Records from a dataset:
-------

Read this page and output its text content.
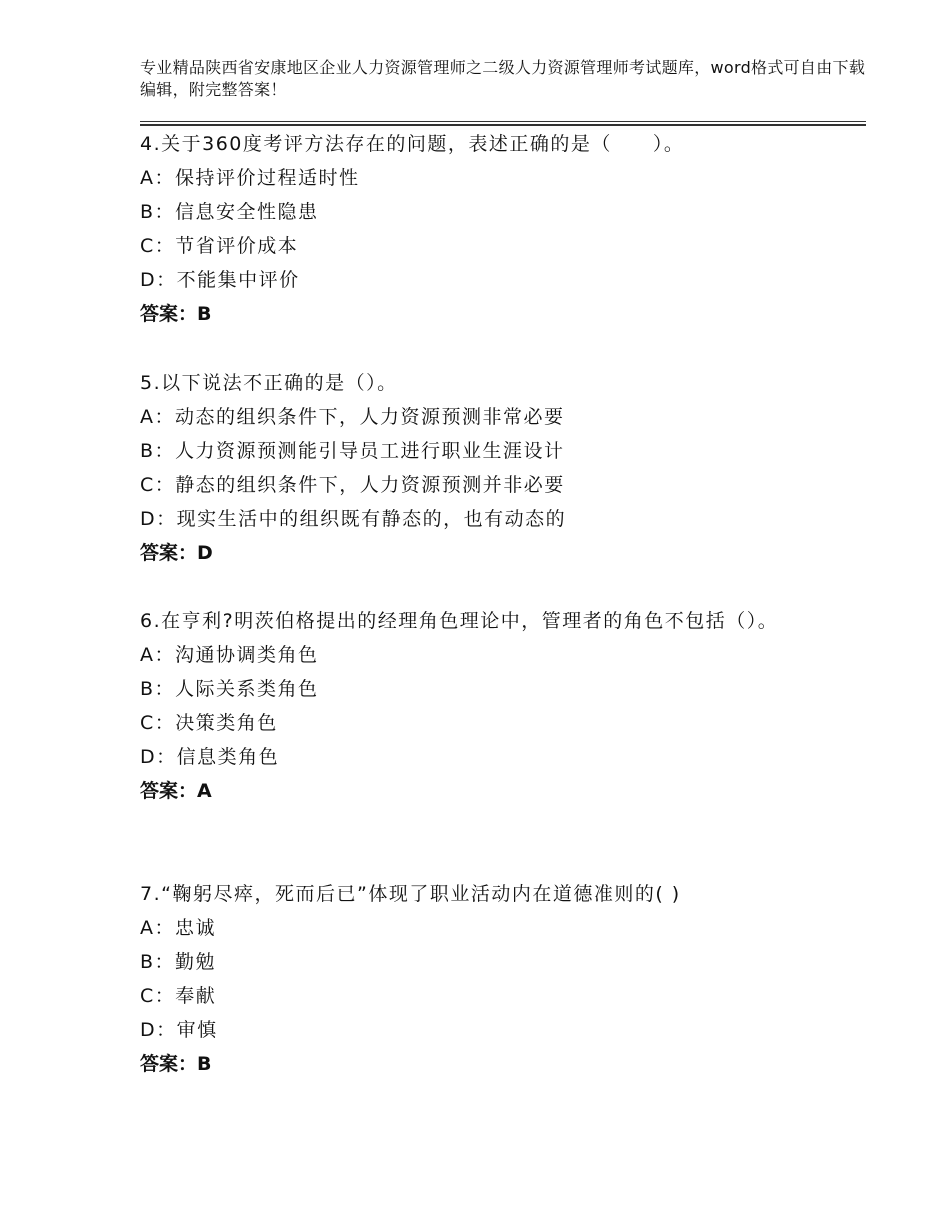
专业精品陕西省安康地区企业人力资源管理师之二级人力资源管理师考试题库，word格式可自由下载编辑，附完整答案！
4.关于360度考评方法存在的问题，表述正确的是（　　）。
A：保持评价过程适时性
B：信息安全性隐患
C：节省评价成本
D：不能集中评价
答案：B
5.以下说法不正确的是（）。
A：动态的组织条件下，人力资源预测非常必要
B：人力资源预测能引导员工进行职业生涯设计
C：静态的组织条件下，人力资源预测并非必要
D：现实生活中的组织既有静态的，也有动态的
答案：D
6.在亨利?明茨伯格提出的经理角色理论中，管理者的角色不包括（）。
A：沟通协调类角色
B：人际关系类角色
C：决策类角色
D：信息类角色
答案：A
7.“鞠躬尽瘁，死而后已”体现了职业活动内在道德准则的( )
A：忠诚
B：勤勉
C：奉献
D：审慎
答案：B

-------

Given problem: Every line of the data above should be quoted exactly. Omit the pictures.

Exercise response:
Read this page and output its text content.
专业精品陕西省安康地区企业人力资源管理师之二级人力资源管理师考试题库，word格式可自由下载编辑，附完整答案！
4.关于360度考评方法存在的问题，表述正确的是（　　）。
A：保持评价过程适时性
B：信息安全性隐患
C：节省评价成本
D：不能集中评价
答案：B
5.以下说法不正确的是（）。
A：动态的组织条件下，人力资源预测非常必要
B：人力资源预测能引导员工进行职业生涯设计
C：静态的组织条件下，人力资源预测并非必要
D：现实生活中的组织既有静态的，也有动态的
答案：D
6.在亨利?明茨伯格提出的经理角色理论中，管理者的角色不包括（）。
A：沟通协调类角色
B：人际关系类角色
C：决策类角色
D：信息类角色
答案：A
7.“鞠躬尽瘁，死而后已”体现了职业活动内在道德准则的( )
A：忠诚
B：勤勉
C：奉献
D：审慎
答案：B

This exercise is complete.